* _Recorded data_
---------------

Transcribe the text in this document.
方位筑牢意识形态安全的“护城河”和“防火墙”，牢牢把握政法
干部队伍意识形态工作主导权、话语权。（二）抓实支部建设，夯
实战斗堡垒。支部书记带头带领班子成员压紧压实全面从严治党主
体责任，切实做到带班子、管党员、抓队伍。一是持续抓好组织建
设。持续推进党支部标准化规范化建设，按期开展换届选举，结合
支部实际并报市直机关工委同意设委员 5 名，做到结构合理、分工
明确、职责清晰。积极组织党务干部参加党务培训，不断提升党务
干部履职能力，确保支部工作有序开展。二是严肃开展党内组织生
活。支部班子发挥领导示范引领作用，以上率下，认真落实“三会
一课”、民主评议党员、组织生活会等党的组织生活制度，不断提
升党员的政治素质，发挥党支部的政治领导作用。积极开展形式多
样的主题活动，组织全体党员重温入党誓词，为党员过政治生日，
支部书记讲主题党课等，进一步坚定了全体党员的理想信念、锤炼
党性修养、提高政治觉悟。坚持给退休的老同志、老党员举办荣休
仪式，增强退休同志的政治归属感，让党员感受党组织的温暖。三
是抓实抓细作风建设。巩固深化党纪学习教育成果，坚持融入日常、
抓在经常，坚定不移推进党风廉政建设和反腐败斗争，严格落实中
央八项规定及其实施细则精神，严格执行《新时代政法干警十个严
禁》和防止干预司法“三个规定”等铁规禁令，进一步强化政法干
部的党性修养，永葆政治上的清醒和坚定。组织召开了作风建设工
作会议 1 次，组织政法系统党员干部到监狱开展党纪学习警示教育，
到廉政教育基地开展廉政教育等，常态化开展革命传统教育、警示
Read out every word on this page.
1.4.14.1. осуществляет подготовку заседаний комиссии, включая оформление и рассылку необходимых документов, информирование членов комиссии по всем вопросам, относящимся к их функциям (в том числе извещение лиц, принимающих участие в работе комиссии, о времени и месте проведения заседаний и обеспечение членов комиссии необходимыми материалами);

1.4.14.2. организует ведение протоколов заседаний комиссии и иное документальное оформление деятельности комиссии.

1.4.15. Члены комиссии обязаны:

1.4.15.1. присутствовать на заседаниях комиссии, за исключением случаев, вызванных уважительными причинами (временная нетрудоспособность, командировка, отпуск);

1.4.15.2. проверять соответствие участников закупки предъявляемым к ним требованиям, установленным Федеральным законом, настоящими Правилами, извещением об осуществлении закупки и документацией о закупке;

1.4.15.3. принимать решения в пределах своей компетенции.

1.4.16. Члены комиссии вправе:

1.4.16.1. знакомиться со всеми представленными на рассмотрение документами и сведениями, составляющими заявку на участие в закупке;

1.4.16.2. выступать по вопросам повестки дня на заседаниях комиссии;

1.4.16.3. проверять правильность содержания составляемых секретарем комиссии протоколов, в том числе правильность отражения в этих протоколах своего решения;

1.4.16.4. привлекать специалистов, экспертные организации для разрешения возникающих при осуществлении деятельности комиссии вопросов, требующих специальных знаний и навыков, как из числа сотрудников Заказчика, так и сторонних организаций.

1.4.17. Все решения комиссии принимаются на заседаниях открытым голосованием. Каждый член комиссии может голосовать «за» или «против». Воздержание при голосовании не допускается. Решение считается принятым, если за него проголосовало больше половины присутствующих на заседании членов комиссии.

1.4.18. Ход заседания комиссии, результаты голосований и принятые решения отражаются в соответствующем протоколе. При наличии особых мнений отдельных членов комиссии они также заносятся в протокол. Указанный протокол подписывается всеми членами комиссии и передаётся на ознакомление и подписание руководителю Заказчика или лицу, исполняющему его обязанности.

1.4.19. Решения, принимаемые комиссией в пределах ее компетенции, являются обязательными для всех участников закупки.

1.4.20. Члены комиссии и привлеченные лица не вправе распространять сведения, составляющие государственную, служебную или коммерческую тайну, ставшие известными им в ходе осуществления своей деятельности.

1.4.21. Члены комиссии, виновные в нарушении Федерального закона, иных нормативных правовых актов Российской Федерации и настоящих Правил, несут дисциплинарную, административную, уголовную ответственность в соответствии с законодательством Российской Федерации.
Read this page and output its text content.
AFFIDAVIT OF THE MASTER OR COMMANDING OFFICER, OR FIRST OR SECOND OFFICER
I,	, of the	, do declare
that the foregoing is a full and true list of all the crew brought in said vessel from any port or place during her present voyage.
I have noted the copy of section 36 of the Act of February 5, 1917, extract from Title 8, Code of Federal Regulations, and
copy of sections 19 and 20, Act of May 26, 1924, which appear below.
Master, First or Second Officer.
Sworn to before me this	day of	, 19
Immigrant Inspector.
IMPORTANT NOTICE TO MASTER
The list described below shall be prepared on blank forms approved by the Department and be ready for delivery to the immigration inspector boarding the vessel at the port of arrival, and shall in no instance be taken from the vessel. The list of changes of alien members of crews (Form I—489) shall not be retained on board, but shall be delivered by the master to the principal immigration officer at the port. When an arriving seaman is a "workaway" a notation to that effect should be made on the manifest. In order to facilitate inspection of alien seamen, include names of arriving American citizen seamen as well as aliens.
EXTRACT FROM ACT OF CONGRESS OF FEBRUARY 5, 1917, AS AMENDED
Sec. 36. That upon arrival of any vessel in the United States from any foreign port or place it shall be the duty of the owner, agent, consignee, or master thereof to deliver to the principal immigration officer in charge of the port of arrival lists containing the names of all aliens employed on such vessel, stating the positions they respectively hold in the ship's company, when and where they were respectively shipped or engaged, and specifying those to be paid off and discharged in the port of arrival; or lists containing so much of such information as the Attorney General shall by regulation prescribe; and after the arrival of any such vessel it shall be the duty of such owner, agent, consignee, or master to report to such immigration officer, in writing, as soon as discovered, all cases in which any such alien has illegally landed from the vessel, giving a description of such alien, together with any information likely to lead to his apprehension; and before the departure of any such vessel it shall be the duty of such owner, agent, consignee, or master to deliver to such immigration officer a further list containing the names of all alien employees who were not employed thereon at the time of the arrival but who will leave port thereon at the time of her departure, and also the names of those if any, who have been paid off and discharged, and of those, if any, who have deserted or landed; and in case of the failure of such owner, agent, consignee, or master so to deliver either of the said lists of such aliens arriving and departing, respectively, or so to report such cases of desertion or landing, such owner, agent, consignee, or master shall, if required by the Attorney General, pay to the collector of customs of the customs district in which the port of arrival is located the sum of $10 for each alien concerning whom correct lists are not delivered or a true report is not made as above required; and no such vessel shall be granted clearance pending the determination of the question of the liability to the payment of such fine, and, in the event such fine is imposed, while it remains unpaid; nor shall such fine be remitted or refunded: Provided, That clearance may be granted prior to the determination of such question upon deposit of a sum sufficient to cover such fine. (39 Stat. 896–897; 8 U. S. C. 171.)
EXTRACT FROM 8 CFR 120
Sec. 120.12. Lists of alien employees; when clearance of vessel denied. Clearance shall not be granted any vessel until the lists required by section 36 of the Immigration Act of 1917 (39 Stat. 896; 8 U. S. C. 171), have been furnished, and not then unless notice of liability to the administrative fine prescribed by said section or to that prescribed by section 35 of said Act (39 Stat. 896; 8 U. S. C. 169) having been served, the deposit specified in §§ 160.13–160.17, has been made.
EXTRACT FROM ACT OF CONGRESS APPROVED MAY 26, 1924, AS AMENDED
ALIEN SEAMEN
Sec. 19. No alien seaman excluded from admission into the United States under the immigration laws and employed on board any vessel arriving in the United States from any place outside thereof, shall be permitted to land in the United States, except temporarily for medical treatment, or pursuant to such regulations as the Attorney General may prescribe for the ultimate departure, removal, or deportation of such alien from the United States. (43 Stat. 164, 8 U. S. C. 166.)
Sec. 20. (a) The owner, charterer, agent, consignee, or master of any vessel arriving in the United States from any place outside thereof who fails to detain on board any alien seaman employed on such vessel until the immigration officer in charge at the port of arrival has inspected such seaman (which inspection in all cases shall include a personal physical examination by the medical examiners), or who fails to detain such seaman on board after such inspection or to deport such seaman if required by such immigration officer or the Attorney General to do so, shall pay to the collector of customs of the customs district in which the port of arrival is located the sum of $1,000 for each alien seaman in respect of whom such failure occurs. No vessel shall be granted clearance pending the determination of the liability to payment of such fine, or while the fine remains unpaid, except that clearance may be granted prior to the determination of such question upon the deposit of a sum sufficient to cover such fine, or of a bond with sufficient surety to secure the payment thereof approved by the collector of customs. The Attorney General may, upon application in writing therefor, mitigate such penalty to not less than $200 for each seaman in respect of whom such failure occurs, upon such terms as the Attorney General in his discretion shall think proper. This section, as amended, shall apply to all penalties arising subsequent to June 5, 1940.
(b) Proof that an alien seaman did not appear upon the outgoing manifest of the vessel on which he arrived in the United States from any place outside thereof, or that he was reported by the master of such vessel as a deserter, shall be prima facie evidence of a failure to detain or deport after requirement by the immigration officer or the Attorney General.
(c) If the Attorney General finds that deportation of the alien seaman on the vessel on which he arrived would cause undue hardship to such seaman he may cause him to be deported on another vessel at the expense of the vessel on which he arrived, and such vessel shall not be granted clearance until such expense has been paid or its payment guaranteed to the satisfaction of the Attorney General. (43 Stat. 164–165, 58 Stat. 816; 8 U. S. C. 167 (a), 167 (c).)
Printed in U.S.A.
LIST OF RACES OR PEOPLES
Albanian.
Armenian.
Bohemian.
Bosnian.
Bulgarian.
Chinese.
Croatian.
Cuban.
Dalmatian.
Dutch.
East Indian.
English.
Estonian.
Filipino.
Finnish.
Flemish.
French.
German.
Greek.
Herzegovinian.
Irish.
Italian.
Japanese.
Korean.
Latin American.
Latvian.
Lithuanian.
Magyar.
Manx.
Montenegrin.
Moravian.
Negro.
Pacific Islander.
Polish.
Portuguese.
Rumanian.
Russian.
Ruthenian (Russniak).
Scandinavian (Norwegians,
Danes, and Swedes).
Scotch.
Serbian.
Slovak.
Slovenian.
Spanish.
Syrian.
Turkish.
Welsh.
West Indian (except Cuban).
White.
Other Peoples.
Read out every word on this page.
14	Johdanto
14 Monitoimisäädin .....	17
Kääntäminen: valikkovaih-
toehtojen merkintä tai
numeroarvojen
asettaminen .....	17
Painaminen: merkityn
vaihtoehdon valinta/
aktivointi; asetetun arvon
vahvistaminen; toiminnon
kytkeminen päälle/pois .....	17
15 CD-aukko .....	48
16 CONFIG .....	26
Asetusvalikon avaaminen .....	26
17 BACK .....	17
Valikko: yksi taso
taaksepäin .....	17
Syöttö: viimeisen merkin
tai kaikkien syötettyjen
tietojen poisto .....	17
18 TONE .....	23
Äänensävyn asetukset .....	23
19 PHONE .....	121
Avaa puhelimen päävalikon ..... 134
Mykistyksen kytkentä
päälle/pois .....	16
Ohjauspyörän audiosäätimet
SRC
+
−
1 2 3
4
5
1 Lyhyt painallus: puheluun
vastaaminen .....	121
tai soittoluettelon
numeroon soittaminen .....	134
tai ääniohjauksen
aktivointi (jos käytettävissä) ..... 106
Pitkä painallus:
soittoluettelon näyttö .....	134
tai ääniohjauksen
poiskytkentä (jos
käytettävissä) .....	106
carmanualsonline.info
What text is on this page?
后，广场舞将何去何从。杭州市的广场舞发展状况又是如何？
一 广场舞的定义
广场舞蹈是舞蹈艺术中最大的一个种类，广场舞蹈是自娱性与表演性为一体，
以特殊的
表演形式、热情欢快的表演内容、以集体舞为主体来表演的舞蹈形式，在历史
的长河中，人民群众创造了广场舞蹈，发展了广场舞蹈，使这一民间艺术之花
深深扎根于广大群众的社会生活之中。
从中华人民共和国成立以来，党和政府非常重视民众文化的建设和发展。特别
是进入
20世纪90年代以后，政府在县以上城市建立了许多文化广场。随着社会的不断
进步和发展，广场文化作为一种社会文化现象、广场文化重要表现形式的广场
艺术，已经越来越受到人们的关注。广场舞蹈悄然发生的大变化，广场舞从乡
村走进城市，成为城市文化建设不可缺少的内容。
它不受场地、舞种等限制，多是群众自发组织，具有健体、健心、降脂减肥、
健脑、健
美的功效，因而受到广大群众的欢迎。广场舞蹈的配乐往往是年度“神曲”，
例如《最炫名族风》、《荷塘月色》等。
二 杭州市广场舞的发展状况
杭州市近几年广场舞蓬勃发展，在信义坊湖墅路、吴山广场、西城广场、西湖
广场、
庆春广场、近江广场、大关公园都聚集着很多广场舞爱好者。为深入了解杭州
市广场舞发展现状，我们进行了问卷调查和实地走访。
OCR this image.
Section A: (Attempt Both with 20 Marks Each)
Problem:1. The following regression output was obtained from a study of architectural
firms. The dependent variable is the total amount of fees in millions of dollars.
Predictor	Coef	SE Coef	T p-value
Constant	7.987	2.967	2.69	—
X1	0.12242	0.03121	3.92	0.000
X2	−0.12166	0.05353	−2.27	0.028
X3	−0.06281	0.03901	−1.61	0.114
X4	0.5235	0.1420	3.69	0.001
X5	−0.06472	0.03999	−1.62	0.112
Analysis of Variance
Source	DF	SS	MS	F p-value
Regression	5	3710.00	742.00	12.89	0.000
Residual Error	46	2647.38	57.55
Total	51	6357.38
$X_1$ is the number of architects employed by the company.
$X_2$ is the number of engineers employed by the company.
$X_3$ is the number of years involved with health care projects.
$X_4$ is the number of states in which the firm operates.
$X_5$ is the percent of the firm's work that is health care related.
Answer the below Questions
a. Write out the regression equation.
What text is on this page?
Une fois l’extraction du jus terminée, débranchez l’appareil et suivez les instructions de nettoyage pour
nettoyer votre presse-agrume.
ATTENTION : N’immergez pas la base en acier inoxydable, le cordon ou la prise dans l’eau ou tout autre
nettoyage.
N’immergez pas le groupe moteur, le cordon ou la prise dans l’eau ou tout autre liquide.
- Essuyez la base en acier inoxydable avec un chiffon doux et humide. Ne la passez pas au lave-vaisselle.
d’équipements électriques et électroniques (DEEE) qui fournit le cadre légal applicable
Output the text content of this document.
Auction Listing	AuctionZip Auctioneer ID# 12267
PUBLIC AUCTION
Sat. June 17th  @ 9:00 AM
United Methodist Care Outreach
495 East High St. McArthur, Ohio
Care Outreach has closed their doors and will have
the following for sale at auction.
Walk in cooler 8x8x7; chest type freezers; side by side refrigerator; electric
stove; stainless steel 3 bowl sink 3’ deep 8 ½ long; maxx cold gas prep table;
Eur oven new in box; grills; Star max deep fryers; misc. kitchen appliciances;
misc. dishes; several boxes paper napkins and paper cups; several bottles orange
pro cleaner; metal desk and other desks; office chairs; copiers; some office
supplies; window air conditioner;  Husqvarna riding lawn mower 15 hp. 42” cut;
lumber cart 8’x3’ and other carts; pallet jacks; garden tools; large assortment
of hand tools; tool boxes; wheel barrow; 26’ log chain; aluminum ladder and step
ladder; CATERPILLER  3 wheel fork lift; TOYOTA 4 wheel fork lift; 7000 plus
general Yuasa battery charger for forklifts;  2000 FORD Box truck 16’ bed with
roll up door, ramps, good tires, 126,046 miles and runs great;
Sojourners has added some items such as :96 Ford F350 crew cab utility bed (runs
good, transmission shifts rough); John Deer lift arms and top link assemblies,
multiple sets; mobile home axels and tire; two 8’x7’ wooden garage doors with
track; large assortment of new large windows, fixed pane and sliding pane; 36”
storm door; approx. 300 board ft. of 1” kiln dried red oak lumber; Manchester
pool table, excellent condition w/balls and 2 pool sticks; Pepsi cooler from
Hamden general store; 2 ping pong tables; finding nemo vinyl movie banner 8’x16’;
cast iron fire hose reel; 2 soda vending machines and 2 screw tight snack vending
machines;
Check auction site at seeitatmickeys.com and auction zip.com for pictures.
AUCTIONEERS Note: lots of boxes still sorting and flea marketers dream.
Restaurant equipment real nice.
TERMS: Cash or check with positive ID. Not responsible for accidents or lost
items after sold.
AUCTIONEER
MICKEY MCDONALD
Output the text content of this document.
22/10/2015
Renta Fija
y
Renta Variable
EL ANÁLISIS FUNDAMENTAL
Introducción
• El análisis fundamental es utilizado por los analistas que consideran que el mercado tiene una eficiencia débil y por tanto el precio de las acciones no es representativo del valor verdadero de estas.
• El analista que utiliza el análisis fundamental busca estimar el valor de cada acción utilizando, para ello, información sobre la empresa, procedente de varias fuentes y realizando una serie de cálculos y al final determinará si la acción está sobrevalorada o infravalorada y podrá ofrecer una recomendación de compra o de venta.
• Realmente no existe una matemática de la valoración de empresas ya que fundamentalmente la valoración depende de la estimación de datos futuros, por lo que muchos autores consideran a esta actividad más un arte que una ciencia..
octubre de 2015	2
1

---------------

* _WHAT THIS TASK INVOLVES_
Gather each line from the entries above that includes the word "проверять".

* _ANSWER IN FULL_
1.4.15.2. проверять соответствие участников закупки предъявляемым к ним требованиям, установленным Федеральным законом, настоящими Правилами, извещением об осуществлении закупки и документацией о закупке;
1.4.16.3. проверять правильность содержания составляемых секретарем комиссии протоколов, в том числе правильность отражения в этих протоколах своего решения;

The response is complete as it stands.